• _DATASET_

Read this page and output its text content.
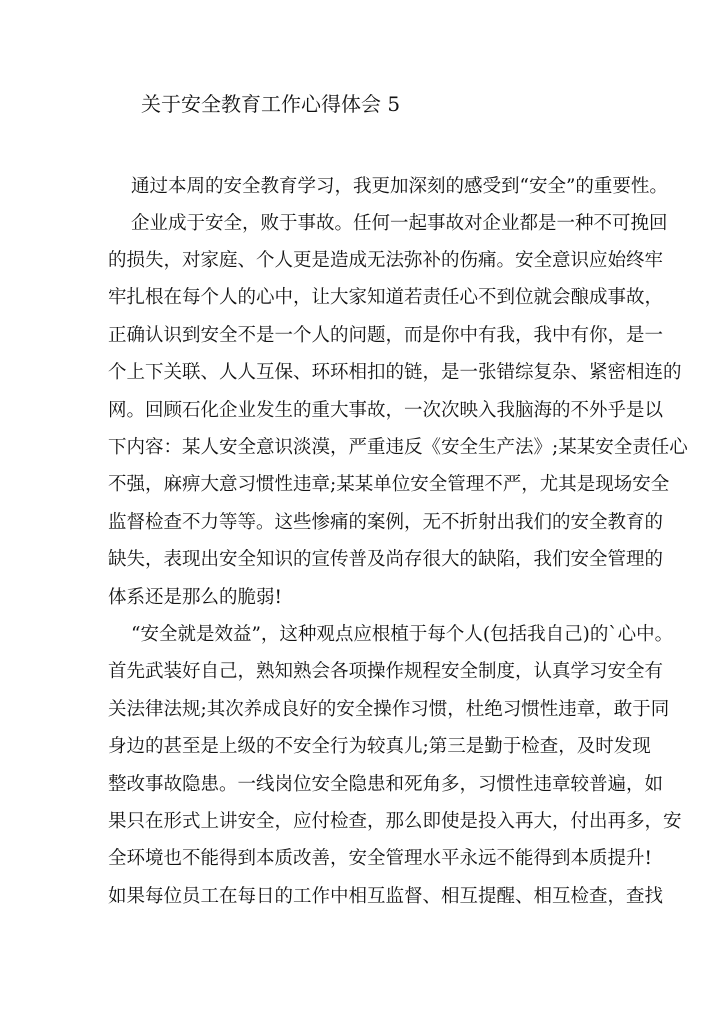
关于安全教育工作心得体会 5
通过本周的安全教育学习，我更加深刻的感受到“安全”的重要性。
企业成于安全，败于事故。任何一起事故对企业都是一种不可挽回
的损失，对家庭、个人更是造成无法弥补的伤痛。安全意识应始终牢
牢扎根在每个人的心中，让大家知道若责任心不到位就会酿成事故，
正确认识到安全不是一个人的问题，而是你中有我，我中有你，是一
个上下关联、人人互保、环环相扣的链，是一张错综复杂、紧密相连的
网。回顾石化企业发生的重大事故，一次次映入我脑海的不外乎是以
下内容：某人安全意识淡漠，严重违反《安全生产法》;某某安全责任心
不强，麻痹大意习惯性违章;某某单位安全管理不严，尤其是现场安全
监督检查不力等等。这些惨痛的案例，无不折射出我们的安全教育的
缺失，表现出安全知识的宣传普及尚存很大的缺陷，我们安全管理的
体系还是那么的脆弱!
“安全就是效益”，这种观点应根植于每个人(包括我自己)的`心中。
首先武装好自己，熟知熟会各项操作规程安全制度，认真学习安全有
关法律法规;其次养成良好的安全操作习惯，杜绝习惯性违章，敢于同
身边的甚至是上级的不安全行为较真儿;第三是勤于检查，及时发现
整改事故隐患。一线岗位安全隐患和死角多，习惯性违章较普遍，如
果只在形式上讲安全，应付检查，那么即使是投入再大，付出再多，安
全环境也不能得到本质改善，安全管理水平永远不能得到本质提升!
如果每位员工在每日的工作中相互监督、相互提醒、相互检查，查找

...

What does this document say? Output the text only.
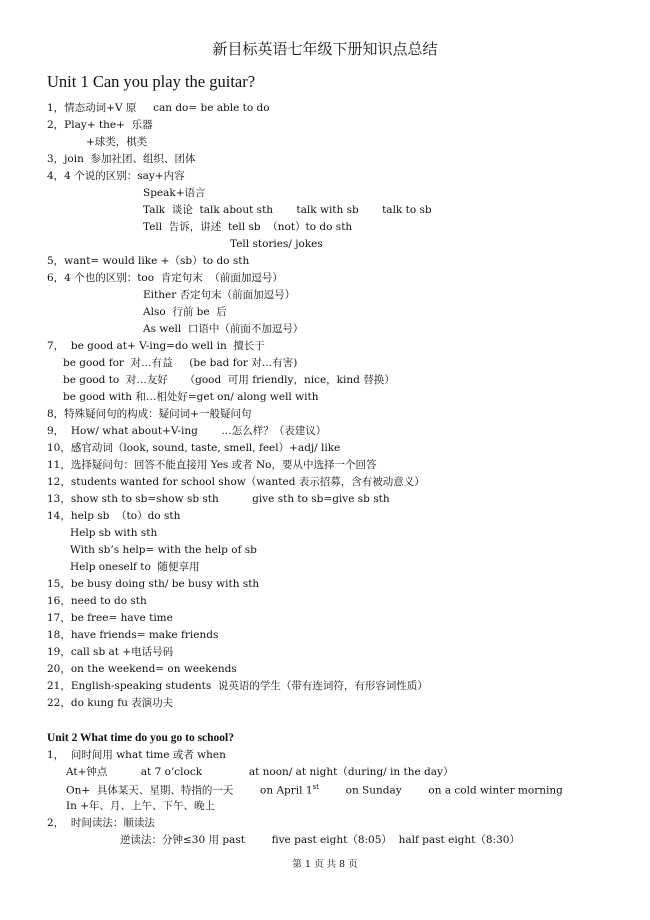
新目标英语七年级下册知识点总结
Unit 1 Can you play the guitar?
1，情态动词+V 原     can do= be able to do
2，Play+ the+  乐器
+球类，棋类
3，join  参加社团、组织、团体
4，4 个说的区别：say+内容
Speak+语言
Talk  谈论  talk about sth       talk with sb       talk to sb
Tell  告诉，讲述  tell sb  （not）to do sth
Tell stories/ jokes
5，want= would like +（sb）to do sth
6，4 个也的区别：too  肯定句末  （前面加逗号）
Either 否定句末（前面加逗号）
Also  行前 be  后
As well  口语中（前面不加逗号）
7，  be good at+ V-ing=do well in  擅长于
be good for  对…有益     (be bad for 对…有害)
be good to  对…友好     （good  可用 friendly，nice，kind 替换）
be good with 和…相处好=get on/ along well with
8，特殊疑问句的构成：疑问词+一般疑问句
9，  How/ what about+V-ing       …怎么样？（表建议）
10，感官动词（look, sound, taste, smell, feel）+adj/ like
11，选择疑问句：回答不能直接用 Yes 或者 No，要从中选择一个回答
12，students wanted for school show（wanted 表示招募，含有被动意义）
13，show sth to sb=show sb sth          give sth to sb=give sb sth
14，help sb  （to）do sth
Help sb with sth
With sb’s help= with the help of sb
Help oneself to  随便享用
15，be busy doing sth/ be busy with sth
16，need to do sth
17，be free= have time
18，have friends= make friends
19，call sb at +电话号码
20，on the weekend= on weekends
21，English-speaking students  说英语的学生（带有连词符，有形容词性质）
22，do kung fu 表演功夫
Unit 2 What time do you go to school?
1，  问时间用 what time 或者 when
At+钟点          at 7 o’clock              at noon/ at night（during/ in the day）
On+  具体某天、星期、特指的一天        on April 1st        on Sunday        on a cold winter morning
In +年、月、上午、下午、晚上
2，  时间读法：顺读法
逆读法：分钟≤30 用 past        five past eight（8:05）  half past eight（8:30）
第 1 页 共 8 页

* * *

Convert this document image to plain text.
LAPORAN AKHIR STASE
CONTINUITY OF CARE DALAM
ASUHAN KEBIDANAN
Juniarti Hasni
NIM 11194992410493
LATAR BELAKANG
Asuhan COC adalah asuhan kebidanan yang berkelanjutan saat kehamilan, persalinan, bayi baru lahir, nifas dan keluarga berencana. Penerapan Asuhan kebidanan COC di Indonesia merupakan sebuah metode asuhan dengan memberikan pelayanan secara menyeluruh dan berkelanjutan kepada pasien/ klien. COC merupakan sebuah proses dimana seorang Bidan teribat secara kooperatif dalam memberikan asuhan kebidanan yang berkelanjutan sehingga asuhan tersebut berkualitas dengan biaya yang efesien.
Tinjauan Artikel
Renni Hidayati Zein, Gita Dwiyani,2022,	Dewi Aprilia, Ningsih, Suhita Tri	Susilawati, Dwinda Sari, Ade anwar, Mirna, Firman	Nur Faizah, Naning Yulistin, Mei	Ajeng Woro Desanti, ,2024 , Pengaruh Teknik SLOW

• _WHAT YOU NEED TO DO_
Where a line holds the string "Tell", copy that line.

• _SOLUTION_
Tell  告诉，讲述  tell sb  （not）to do sth
Tell stories/ jokes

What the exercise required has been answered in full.